NVDump: Because Paying for CVE Data is Just Paying for Someone Else’s curl Command
Have you ever needed a local CVE dataset for a project, a detection pipeline, or just to stop paying some vendor for data that the U.S. government literally gives away at no cost? You open your browser, find the NVD, stare at the API docs for twenty minutes, and close the tab. Maybe you go back to asking IT for database access to some commercial threat intel platform that charges four figures a month to serve you data that NVD publishes openly.
There is a better way. The NVD REST API v2.0 is free, well-documented, and lets you pull the entire CVE catalog going back to 1999. The catch is that it has rate limits, pagination, and some quirks around date windowing that will bite you if you just fire off a naive bulk request. This write-up walks through NVDump, a PowerShell script that handles all of that cleanly, writes yearly cache snapshots to disk, and merges everything into a single local catalog JSON file you can use however you want.
If you work in CTI, this feeds directly into enrichment pipelines, as you query a CVE ID and get a description back. If you are on the offensive side, the use case is just as practical. You have a scoped target running a stack of services. You want to know what CVEs have been published against those products without hammering a vendor API mid-engagement or waiting on someone else’s tooling. With a local catalog you query offline, filter by keyword, product name, or CVSS score, and walk into the engagement already knowing what the surface looks like. A simple Python script looping through cve_catalog.json and matching against your target’s service list is all it takes. NVDump gets you the data. What you do with it is your business.

########

_WHAT THIS TASK INVOLVES:_ Extend the NVDump write-up from its final sentence. The listing that comes next is not needed for the work on the NVDump write-up.

_LISTED RECORDS:_
########

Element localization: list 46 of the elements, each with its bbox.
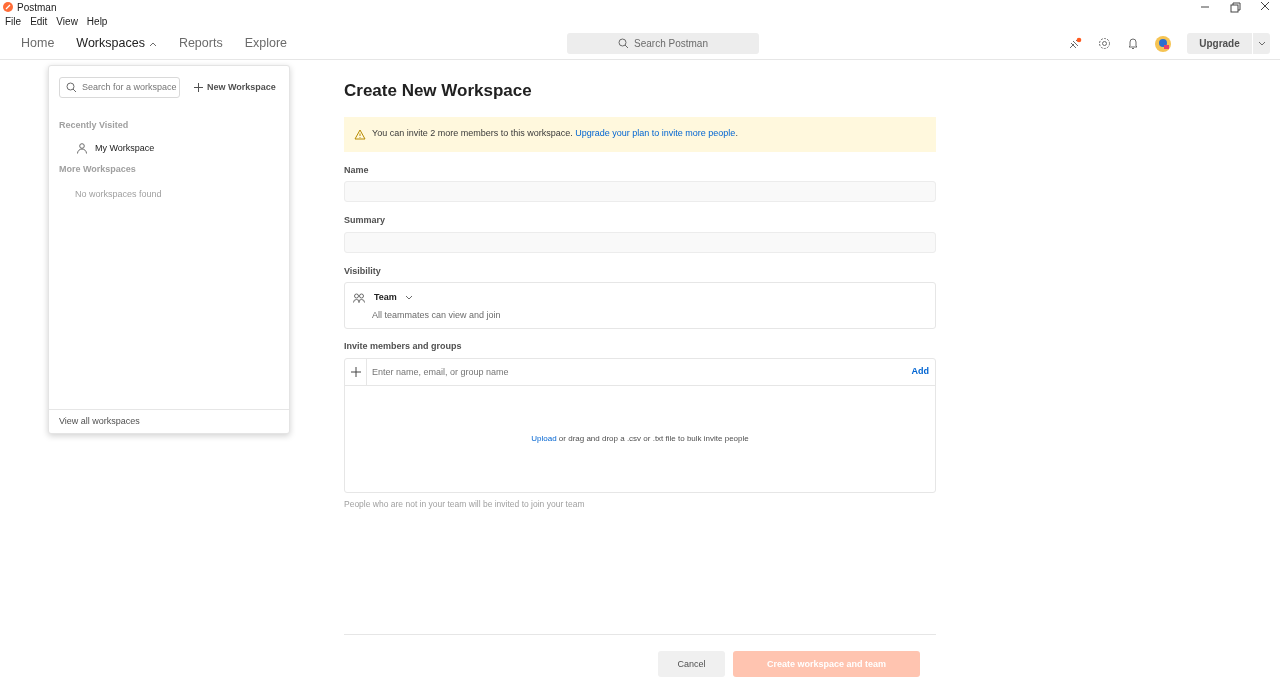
visibility-selector[interactable]: Team All teammates can view and join	[344, 282, 936, 329]
section-title: Recently Visited	[58, 119, 130, 132]
menu-item[interactable]: File	[5, 13, 22, 29]
search-field[interactable]: Search Postman	[567, 33, 760, 54]
view-all-link[interactable]: View all workspaces	[59, 415, 140, 426]
menu-item[interactable]: View	[56, 13, 78, 29]
warning-icon	[354, 128, 366, 140]
window-title: Postman	[17, 0, 57, 15]
field-label: Invite members and groups	[344, 340, 463, 353]
hint-text: People who are not in your team will be invited to join your team	[344, 497, 586, 511]
nav-tab[interactable]: Explore	[233, 27, 299, 60]
chevron-down-icon	[1257, 40, 1266, 47]
menu-item[interactable]: Edit	[30, 13, 48, 29]
upload-link[interactable]: Upload	[531, 433, 557, 443]
section-title: More Workspaces	[58, 163, 137, 176]
search-icon	[618, 38, 630, 49]
plus-icon	[350, 366, 361, 377]
people-icon	[353, 292, 365, 303]
new-workspace-button[interactable]: New Workspace	[194, 80, 276, 95]
workspace-search-field[interactable]: Search for a workspace	[59, 77, 180, 98]
chevron-down-icon	[404, 294, 413, 301]
cancel-button[interactable]: Cancel	[658, 651, 725, 678]
app-logo-icon	[3, 2, 13, 12]
field-label: Name	[344, 163, 370, 177]
settings-icon[interactable]	[1098, 37, 1111, 50]
field-label: Summary	[344, 214, 387, 227]
menu-item[interactable]: Help	[86, 13, 108, 29]
add-button[interactable]: Add	[905, 364, 935, 379]
upload-text: Upload or drag and drop a .csv or .txt file to bulk invite people	[531, 432, 749, 445]
nav-tab[interactable]: Reports	[167, 27, 234, 60]
alert-text: You can invite 2 more members to this workspace. Upgrade your plan to invite more people.	[372, 127, 738, 141]
visibility-value: Team	[374, 291, 397, 304]
nav-tab[interactable]: Home	[10, 27, 66, 60]
empty-message: No workspaces found	[74, 187, 163, 201]
plus-icon	[194, 83, 203, 92]
upgrade-button[interactable]: Upgrade	[1187, 33, 1252, 54]
page-title: Create New Workspace	[344, 80, 533, 102]
satellite-icon[interactable]	[1068, 36, 1082, 51]
bell-icon[interactable]	[1127, 37, 1139, 50]
avatar-icon[interactable]	[1155, 35, 1171, 52]
search-icon	[66, 82, 77, 93]
workspace-item[interactable]: My Workspace	[49, 141, 289, 155]
nav-tab[interactable]: Workspaces	[65, 27, 168, 60]
person-icon	[77, 142, 87, 154]
visibility-description: All teammates can view and join	[372, 308, 502, 322]
field-label: Visibility	[344, 264, 382, 278]
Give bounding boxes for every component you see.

########

_WRITTEN RESPONSE:_
The full script is on GitHub at wong-hau-pepelu/NVDump. Clone it, schedule it, and you’re done.
Why PowerShell
Analysts live in Windows environments. PowerShell is already there, it handles JSON natively, it has decent HTTP support via Invoke-RestMethod, and you don’t need to install anything. If you want to port this to Python later, the logic translates directly. But for a script you want to hand to another analyst and have them run without setting up a virtual environment, PowerShell wins.
If you’re on a Mac, PowerShell is actually available there too via brew install powershell
The Problem with Naive Bulk Pulls
The NVD API has a hard limit on how many results it will return per request (2,000 max) and it rate-limits aggressively, around 50 requests per 30 seconds with an API key. If you try to pull everything in one shot, a few things happen: you hit pagination and only get the first 2,000 records, you get 429’d and your script dies, or you get a timeout on a giant query window.
The solution is to split each year into bounded date windows, paginate each window to exhaustion, sleep between requests, and merge results as you go. That’s the core of NVDump.
Getting an API Key
Technically optional, but practically required. Without a key you get throttled to about 5 requests per 30 seconds. With a key you get 50. Register at https://nvd.nist.gov/developers/request-an-api-key. It takes a few minutes and it’s free.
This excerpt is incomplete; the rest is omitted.